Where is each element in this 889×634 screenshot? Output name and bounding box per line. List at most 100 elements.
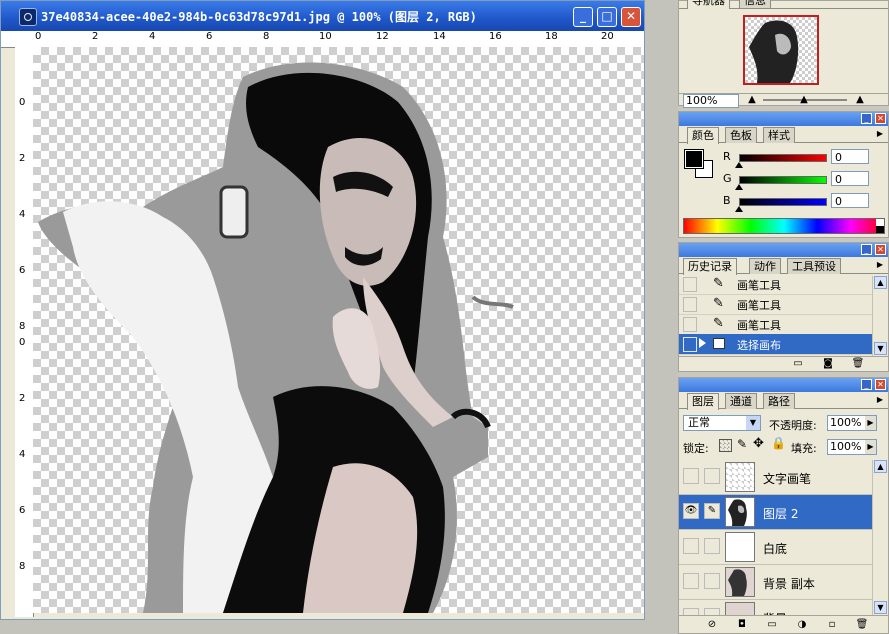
document-window: 37e40834-acee-40e2-984b-0c63d78c97d1.jpg…	[0, 0, 645, 620]
layer-thumbnail	[725, 462, 755, 492]
panel-minimize-button[interactable]: _	[861, 113, 872, 124]
history-panel-header[interactable]: _ ✕	[679, 243, 888, 257]
foreground-color-swatch[interactable]	[684, 149, 704, 169]
vertical-ruler[interactable]: 0 2 4 6 8 0 2 4 6 8	[15, 47, 34, 617]
layer-row-selected[interactable]: 👁 ✎ 图层 2	[679, 495, 872, 530]
close-button[interactable]: ✕	[621, 7, 641, 27]
navigator-preview[interactable]	[743, 15, 819, 85]
blue-slider-handle[interactable]	[735, 206, 743, 212]
history-scrollbar[interactable]: ▲ ▼	[872, 276, 888, 356]
tab-paths[interactable]: 路径	[763, 393, 795, 409]
brush-icon[interactable]: ✎	[704, 503, 720, 519]
red-slider[interactable]	[739, 154, 827, 162]
history-item-label: 画笔工具	[737, 299, 781, 312]
zoom-field[interactable]: 100%	[683, 94, 739, 108]
opacity-arrow-icon[interactable]: ▶	[865, 416, 876, 430]
layer-row[interactable]: 白底	[679, 530, 872, 565]
chevron-down-icon[interactable]: ▼	[746, 416, 760, 430]
layers-panel-header[interactable]: _ ✕	[679, 378, 888, 392]
canvas[interactable]	[33, 47, 644, 613]
scroll-up-button[interactable]: ▲	[874, 276, 887, 289]
lock-all-icon[interactable]: 🔒	[771, 436, 786, 450]
layer-link-toggle[interactable]	[704, 538, 720, 554]
history-source-checkbox[interactable]	[683, 277, 697, 292]
tab-info[interactable]: 信息	[739, 0, 771, 8]
lock-transparency-icon[interactable]	[719, 439, 732, 452]
red-slider-handle[interactable]	[735, 162, 743, 168]
panel-menu-icon[interactable]: ▶	[875, 260, 885, 270]
history-item[interactable]: ✎ 画笔工具	[679, 314, 872, 335]
green-slider-handle[interactable]	[735, 184, 743, 190]
new-layer-icon[interactable]: ▫	[825, 618, 839, 632]
panel-minimize-button[interactable]: _	[861, 379, 872, 390]
layer-visibility-toggle[interactable]	[683, 573, 699, 589]
scroll-down-button[interactable]: ▼	[874, 342, 887, 355]
zoom-in-icon[interactable]: ▲	[853, 93, 867, 107]
color-panel-header[interactable]: _ ✕	[679, 112, 888, 126]
blue-slider[interactable]	[739, 198, 827, 206]
layer-link-toggle[interactable]	[704, 573, 720, 589]
new-document-from-state-icon[interactable]: ▭	[791, 357, 805, 371]
tab-styles[interactable]: 样式	[763, 127, 795, 143]
panel-menu-icon[interactable]: ▶	[875, 395, 885, 405]
tab-history[interactable]: 历史记录	[683, 258, 737, 275]
tab-tool-presets[interactable]: 工具预设	[787, 258, 841, 274]
zoom-out-icon[interactable]: ▲	[745, 93, 759, 107]
history-source-checkbox[interactable]	[683, 317, 697, 332]
trash-icon[interactable]: 🗑	[851, 357, 865, 371]
green-value-field[interactable]: 0	[831, 171, 869, 186]
fill-arrow-icon[interactable]: ▶	[865, 440, 876, 454]
zoom-slider-handle[interactable]: ▲	[797, 93, 811, 107]
ruler-origin[interactable]	[1, 31, 33, 48]
blend-mode-select[interactable]: 正常 ▼	[683, 415, 761, 431]
link-layers-icon[interactable]: ⊘	[705, 618, 719, 632]
eye-icon[interactable]: 👁	[683, 503, 699, 519]
tab-actions[interactable]: 动作	[749, 258, 781, 274]
panel-minimize-button[interactable]: _	[861, 244, 872, 255]
layer-visibility-toggle[interactable]	[683, 538, 699, 554]
history-source-checkbox[interactable]	[683, 337, 697, 352]
minimize-button[interactable]: _	[573, 7, 593, 27]
layer-row[interactable]: 背景	[679, 600, 872, 615]
layer-link-toggle[interactable]	[704, 608, 720, 615]
layer-mask-icon[interactable]: ◘	[735, 618, 749, 632]
maximize-button[interactable]: □	[597, 7, 617, 27]
layer-row[interactable]: 文字画笔	[679, 460, 872, 495]
layer-thumbnail	[725, 567, 755, 597]
tab-color[interactable]: 颜色	[687, 127, 719, 144]
panel-close-button[interactable]: ✕	[875, 244, 886, 255]
tab-navigator[interactable]: 导航器	[687, 0, 730, 9]
layer-row[interactable]: 背景 副本	[679, 565, 872, 600]
tab-swatches[interactable]: 色板	[725, 127, 757, 143]
fill-field[interactable]: 100% ▶	[827, 439, 877, 455]
history-item[interactable]: ✎ 画笔工具	[679, 294, 872, 315]
layer-visibility-toggle[interactable]	[683, 468, 699, 484]
layer-link-toggle[interactable]	[704, 468, 720, 484]
scroll-up-button[interactable]: ▲	[874, 460, 887, 473]
adjustment-layer-icon[interactable]: ◑	[795, 618, 809, 632]
lock-position-icon[interactable]: ✥	[753, 436, 764, 451]
green-slider[interactable]	[739, 176, 827, 184]
scroll-down-button[interactable]: ▼	[874, 601, 887, 614]
navigator-panel: 导航器 信息 100% ▲ ▲ ▲	[678, 0, 889, 108]
red-value-field[interactable]: 0	[831, 149, 869, 164]
history-item-selected[interactable]: 选择画布	[679, 334, 872, 355]
history-source-checkbox[interactable]	[683, 297, 697, 312]
color-spectrum-bar[interactable]	[683, 218, 885, 234]
blue-value-field[interactable]: 0	[831, 193, 869, 208]
opacity-field[interactable]: 100% ▶	[827, 415, 877, 431]
horizontal-ruler[interactable]: 0 2 4 6 8 10 12 14 16 18 20	[33, 31, 644, 48]
layer-visibility-toggle[interactable]	[683, 608, 699, 615]
new-snapshot-icon[interactable]: ◙	[821, 357, 835, 371]
tab-layers[interactable]: 图层	[687, 393, 719, 410]
lock-image-icon[interactable]: ✎	[737, 437, 747, 451]
panel-close-button[interactable]: ✕	[875, 113, 886, 124]
panel-close-button[interactable]: ✕	[875, 379, 886, 390]
new-group-icon[interactable]: ▭	[765, 618, 779, 632]
document-title-bar[interactable]: 37e40834-acee-40e2-984b-0c63d78c97d1.jpg…	[1, 1, 644, 31]
trash-icon[interactable]: 🗑	[855, 618, 869, 632]
panel-menu-icon[interactable]: ▶	[875, 129, 885, 139]
layers-scrollbar[interactable]: ▲ ▼	[872, 460, 888, 615]
history-item[interactable]: ✎ 画笔工具	[679, 276, 872, 295]
tab-channels[interactable]: 通道	[725, 393, 757, 409]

========

### DESCRIPTION OF THE TASK
Rewrite the lines from the one containing "0, 645, 620]" through the one containing "530, 872, 565]" as a JSON list of strings, one string per line, skipping any blank lines.

### ANSWER TO THE EXERCISE
[
  "document-window: 37e40834-acee-40e2-984b-0c63d78c97d1.jpg…\t[0, 0, 645, 620]",
  "layer-thumbnail\t[725, 462, 755, 492]",
  "panel-minimize-button[interactable]: _\t[861, 113, 872, 124]",
  "history-panel-header[interactable]: _ ✕\t[679, 243, 888, 257]",
  "foreground-color-swatch[interactable]\t[684, 149, 704, 169]",
  "vertical-ruler[interactable]: 0 2 4 6 8 0 2 4 6 8\t[15, 47, 34, 617]",
  "layer-row-selected[interactable]: 👁 ✎ 图层 2\t[679, 495, 872, 530]",
  "close-button[interactable]: ✕\t[621, 7, 641, 27]",
  "navigator-preview[interactable]\t[743, 15, 819, 85]",
  "blue-slider-handle[interactable]\t[735, 206, 743, 212]",
  "history-scrollbar[interactable]: ▲ ▼\t[872, 276, 888, 356]",
  "tab-paths[interactable]: 路径\t[763, 393, 795, 409]",
  "brush-icon[interactable]: ✎\t[704, 503, 720, 519]",
  "red-slider[interactable]\t[739, 154, 827, 162]",
  "history-item-label: 画笔工具\t[737, 299, 781, 312]",
  "zoom-field[interactable]: 100%\t[683, 94, 739, 108]",
  "opacity-arrow-icon[interactable]: ▶\t[865, 416, 876, 430]",
  "layer-row[interactable]: 白底\t[679, 530, 872, 565]"
]